### Exercise directions
Filter these entries, keeping only lines that hold the word "Клубника".

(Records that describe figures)
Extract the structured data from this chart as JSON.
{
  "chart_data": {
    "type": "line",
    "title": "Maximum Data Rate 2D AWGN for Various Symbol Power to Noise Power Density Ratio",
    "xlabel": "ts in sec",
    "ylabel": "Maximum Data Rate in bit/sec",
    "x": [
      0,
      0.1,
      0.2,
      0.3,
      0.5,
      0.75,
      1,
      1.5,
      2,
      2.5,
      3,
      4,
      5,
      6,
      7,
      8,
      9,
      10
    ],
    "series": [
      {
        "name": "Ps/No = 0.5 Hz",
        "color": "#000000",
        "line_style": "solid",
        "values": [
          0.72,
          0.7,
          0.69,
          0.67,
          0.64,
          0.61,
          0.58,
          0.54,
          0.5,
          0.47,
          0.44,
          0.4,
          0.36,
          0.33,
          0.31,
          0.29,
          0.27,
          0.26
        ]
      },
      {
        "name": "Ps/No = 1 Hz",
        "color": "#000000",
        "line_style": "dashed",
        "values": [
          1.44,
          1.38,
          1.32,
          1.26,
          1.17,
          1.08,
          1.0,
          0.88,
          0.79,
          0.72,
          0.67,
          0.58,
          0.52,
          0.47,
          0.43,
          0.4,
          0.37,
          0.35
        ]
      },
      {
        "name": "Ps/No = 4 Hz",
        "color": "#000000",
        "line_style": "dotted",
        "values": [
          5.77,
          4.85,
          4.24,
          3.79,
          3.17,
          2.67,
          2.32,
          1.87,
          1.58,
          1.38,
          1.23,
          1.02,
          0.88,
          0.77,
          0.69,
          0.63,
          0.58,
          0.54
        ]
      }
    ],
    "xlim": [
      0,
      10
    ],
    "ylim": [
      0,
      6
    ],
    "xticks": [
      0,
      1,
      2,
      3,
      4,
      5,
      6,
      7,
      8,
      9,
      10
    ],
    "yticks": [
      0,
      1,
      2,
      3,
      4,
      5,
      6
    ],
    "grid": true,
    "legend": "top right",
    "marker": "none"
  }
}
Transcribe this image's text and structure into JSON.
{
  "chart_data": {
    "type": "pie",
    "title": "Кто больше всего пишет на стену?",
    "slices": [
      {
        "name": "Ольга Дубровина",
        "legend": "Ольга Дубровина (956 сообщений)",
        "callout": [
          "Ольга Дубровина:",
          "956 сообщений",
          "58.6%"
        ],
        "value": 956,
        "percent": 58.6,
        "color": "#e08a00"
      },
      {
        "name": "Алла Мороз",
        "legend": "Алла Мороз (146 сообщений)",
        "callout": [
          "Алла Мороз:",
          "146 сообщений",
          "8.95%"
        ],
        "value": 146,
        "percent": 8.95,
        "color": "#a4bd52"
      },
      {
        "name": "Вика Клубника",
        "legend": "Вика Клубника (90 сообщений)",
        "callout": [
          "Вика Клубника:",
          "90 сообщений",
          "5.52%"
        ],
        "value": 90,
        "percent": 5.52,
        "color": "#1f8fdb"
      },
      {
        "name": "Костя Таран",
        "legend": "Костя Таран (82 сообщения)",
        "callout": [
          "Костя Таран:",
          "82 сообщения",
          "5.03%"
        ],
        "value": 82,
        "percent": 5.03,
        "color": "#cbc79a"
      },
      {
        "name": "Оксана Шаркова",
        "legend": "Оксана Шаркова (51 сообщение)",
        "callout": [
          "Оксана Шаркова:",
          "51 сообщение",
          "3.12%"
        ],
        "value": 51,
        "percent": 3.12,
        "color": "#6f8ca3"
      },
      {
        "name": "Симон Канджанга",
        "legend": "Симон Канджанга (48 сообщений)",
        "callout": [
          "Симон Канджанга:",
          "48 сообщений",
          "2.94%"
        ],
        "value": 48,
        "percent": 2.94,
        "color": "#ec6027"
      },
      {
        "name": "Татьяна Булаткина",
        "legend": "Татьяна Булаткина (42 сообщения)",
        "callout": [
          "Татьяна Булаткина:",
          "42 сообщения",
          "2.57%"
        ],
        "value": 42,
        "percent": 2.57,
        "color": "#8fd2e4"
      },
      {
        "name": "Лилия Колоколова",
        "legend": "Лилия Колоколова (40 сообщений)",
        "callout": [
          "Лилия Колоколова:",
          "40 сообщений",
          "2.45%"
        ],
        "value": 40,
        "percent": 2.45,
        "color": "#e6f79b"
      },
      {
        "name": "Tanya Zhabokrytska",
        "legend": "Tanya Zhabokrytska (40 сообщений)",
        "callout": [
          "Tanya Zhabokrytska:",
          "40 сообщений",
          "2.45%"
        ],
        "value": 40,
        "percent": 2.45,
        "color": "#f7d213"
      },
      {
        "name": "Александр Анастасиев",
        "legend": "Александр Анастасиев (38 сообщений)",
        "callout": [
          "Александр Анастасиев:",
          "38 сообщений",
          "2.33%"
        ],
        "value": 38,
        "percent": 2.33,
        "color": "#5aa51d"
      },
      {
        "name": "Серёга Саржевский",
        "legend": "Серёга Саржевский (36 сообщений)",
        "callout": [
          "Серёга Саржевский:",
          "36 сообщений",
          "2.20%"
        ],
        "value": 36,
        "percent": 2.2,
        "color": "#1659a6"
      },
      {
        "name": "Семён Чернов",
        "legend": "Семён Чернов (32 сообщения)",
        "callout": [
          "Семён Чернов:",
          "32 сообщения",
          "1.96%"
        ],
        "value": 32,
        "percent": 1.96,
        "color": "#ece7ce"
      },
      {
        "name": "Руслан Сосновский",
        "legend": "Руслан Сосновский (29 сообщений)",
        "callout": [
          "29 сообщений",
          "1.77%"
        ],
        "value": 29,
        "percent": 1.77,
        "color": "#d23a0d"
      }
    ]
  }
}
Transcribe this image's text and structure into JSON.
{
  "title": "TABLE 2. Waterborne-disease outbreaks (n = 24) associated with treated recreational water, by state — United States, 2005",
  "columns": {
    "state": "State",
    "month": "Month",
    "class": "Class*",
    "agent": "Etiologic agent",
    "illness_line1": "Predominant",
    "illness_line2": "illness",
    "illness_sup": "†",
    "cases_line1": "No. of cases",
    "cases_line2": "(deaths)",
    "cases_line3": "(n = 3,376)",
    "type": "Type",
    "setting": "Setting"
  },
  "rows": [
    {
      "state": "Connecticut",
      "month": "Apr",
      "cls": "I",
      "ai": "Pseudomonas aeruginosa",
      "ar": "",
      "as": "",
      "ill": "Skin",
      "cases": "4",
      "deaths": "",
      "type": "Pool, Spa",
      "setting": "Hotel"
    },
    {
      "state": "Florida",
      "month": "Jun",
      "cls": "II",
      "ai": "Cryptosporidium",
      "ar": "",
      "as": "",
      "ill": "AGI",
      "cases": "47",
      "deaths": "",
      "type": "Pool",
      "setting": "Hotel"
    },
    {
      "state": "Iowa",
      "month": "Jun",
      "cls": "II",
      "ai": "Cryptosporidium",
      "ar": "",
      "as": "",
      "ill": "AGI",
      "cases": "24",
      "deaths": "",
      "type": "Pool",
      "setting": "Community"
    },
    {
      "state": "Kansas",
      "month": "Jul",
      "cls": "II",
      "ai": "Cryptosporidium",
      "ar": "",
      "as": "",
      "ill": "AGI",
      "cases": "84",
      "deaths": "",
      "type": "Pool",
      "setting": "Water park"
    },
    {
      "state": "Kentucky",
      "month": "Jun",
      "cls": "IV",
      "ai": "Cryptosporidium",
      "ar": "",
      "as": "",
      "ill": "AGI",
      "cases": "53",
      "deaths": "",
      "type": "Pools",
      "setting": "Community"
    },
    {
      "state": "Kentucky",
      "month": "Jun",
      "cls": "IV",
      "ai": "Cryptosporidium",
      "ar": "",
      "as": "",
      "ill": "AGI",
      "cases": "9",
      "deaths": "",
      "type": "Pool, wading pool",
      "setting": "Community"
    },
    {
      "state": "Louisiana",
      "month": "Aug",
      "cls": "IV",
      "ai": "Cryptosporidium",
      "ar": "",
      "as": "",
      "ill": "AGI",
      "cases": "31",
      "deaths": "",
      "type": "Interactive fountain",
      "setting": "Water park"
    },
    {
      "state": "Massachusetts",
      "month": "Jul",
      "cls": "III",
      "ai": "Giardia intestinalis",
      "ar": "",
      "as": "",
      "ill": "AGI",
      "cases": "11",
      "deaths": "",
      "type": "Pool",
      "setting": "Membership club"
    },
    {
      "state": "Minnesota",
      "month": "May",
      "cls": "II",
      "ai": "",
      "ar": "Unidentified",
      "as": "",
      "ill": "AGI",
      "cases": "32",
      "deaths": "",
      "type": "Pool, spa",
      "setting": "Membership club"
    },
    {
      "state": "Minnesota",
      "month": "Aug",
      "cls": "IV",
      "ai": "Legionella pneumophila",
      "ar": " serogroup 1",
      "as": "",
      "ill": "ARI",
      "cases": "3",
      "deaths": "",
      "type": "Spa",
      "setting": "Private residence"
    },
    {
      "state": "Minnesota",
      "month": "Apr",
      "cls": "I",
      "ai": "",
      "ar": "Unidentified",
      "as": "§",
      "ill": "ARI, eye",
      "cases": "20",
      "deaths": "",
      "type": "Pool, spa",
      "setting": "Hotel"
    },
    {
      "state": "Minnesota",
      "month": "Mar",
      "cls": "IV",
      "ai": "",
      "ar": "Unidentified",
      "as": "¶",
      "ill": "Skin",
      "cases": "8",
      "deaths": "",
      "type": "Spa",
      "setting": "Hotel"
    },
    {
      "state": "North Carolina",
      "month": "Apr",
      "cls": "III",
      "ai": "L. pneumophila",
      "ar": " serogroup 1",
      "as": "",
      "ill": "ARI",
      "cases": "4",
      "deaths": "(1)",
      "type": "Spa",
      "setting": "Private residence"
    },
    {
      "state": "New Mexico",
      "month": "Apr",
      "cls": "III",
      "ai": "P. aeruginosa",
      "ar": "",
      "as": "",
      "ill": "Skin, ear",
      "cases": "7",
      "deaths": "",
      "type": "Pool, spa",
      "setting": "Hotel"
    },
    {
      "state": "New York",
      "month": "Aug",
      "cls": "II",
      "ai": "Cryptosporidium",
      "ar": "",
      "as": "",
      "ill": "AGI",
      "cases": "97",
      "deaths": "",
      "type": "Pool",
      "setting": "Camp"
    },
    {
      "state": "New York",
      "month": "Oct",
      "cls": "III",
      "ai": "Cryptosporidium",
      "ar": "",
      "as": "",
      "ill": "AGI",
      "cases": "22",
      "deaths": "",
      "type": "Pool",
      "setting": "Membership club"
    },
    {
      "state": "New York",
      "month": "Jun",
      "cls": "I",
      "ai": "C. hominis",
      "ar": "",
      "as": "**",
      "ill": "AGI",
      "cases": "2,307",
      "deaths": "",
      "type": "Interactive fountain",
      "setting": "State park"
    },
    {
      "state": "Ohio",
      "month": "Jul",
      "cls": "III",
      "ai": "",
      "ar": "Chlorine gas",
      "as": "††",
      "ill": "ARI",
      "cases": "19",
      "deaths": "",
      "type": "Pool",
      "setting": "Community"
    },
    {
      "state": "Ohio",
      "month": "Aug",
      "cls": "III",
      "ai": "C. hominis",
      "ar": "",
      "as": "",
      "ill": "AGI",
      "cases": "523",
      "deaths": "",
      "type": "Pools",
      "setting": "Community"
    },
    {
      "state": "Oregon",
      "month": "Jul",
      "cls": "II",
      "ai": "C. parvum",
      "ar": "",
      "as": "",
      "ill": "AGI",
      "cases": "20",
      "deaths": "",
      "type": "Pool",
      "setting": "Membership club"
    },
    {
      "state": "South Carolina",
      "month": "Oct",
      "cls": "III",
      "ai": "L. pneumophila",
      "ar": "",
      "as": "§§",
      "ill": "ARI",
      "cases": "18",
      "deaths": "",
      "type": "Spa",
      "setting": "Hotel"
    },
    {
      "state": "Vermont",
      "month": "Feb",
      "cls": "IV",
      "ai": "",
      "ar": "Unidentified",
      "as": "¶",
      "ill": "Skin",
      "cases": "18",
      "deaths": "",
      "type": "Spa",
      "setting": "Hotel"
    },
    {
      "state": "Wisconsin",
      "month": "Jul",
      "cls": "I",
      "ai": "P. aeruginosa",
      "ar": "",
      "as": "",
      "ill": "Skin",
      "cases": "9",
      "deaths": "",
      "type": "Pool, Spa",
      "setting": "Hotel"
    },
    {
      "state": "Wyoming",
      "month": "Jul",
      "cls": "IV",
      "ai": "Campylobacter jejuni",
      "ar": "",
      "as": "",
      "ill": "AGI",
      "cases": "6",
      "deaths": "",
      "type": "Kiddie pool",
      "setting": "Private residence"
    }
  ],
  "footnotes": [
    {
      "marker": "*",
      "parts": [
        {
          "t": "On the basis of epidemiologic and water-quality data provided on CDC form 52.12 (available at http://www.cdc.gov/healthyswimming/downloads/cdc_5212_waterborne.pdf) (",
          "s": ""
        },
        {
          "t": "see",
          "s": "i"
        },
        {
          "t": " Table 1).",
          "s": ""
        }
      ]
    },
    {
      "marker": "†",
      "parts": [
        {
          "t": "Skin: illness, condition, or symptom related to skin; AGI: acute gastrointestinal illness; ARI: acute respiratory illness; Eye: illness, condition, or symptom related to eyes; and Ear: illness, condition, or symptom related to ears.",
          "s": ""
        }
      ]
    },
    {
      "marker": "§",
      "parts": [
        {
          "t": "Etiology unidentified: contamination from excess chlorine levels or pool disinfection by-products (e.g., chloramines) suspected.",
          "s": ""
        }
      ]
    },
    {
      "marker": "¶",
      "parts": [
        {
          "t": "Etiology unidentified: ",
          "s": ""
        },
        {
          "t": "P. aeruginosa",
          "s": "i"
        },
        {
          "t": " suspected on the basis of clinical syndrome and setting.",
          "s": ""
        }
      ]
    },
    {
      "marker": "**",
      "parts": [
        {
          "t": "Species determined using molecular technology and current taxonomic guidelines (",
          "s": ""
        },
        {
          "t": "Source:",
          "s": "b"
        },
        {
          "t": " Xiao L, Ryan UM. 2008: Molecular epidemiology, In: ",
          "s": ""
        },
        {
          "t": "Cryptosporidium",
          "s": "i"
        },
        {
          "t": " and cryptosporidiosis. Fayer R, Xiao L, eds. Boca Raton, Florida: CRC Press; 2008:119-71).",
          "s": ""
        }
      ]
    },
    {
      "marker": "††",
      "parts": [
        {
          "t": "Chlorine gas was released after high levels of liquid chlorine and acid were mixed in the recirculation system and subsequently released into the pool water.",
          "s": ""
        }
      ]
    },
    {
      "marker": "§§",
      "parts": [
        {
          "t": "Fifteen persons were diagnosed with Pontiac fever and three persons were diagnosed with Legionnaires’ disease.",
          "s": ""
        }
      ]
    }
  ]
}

### Complete response
        "name": "Вика Клубника",
        "legend": "Вика Клубника (90 сообщений)",
          "Вика Клубника:",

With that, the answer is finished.